=== AIM ===
Each line that contains the string "Phước" counts once; report how many such lines appear in the data, as a number only.

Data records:
========

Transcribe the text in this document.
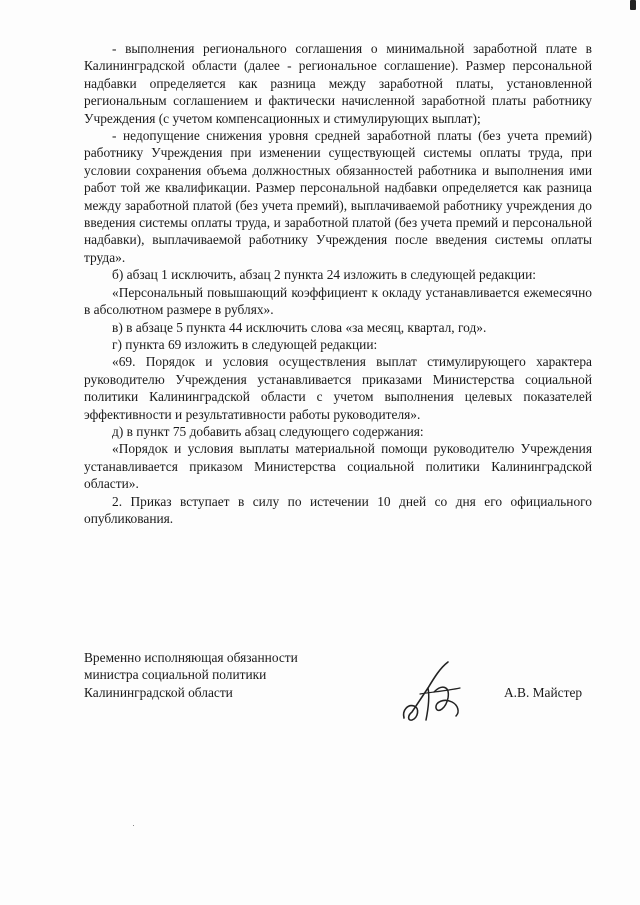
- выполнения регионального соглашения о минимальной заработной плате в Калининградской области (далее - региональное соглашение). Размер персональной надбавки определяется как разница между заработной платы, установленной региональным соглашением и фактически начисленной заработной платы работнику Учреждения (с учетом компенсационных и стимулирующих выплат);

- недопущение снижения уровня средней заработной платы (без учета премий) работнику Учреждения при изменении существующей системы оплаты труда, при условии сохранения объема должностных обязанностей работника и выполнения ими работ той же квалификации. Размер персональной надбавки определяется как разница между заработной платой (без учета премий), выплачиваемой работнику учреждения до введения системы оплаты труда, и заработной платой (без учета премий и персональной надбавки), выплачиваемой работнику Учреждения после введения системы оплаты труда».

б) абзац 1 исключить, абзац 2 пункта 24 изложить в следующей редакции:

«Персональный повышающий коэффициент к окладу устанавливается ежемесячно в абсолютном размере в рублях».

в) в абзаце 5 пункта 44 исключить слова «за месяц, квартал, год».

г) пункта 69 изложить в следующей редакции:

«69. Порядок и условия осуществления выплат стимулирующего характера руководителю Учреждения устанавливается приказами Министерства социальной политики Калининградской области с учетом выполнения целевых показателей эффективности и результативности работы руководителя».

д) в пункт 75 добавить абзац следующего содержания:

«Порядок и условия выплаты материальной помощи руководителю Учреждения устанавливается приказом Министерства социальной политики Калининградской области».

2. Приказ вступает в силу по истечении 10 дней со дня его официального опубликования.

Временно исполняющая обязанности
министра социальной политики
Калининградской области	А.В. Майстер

========

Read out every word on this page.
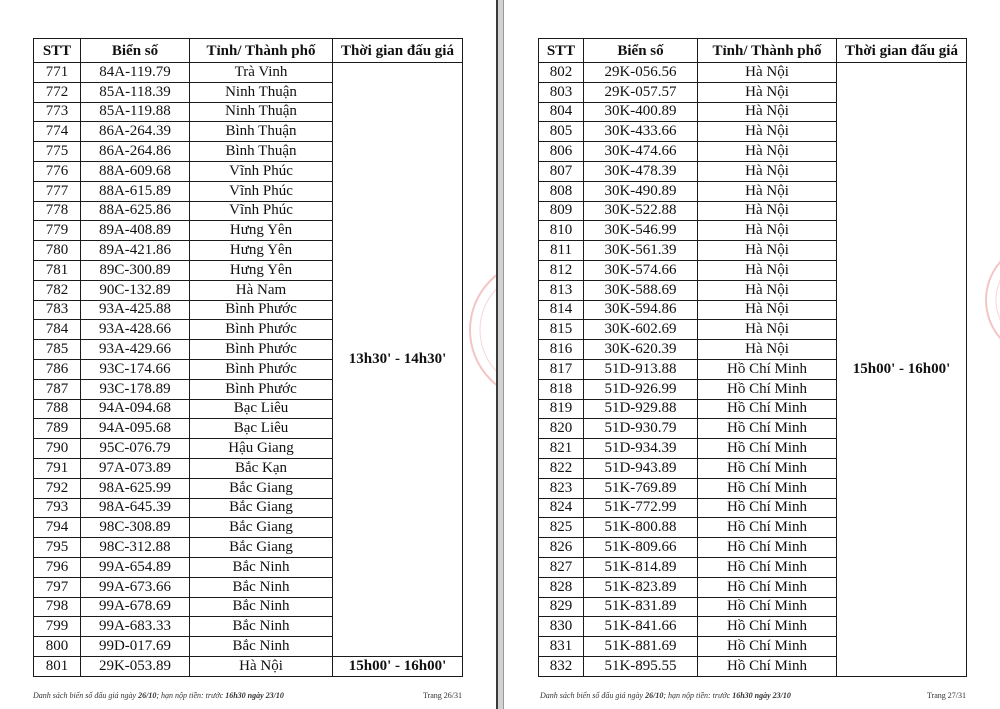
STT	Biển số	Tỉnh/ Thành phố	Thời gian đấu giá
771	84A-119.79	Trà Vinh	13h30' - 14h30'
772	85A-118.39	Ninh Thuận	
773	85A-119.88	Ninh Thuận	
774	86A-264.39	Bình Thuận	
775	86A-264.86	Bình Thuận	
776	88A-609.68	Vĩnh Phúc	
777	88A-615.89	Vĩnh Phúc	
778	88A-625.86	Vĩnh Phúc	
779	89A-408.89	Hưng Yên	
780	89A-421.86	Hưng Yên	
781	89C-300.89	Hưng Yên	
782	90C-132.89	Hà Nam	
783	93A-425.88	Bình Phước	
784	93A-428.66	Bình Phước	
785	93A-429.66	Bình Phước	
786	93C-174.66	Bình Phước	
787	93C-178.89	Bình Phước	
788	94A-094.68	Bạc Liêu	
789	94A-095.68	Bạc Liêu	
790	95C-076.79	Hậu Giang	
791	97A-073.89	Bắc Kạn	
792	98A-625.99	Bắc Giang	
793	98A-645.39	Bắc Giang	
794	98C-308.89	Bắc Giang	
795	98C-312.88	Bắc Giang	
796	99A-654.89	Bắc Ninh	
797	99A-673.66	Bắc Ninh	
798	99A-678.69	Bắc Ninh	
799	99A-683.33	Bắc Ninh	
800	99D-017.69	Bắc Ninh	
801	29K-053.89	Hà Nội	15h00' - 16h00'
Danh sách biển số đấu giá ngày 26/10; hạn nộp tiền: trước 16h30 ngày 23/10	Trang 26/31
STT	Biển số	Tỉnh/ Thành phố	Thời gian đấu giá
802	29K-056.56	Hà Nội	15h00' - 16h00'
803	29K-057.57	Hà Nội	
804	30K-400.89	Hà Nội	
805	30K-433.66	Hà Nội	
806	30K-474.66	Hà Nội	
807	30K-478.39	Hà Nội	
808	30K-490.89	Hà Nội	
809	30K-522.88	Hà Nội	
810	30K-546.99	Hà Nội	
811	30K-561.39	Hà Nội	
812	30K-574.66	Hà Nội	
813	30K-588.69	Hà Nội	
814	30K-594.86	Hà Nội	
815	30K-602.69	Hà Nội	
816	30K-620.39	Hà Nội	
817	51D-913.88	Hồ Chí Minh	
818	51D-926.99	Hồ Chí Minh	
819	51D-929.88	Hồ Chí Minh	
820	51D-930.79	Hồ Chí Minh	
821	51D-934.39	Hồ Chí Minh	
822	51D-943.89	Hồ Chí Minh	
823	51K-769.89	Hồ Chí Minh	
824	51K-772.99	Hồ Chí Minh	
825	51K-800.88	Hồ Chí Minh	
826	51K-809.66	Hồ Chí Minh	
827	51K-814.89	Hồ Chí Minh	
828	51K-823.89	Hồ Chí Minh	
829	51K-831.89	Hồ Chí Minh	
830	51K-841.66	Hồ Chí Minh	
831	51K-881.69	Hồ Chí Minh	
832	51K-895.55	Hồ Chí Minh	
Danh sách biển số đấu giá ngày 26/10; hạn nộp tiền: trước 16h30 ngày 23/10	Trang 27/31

========

=== TASK OUTPUT ===
5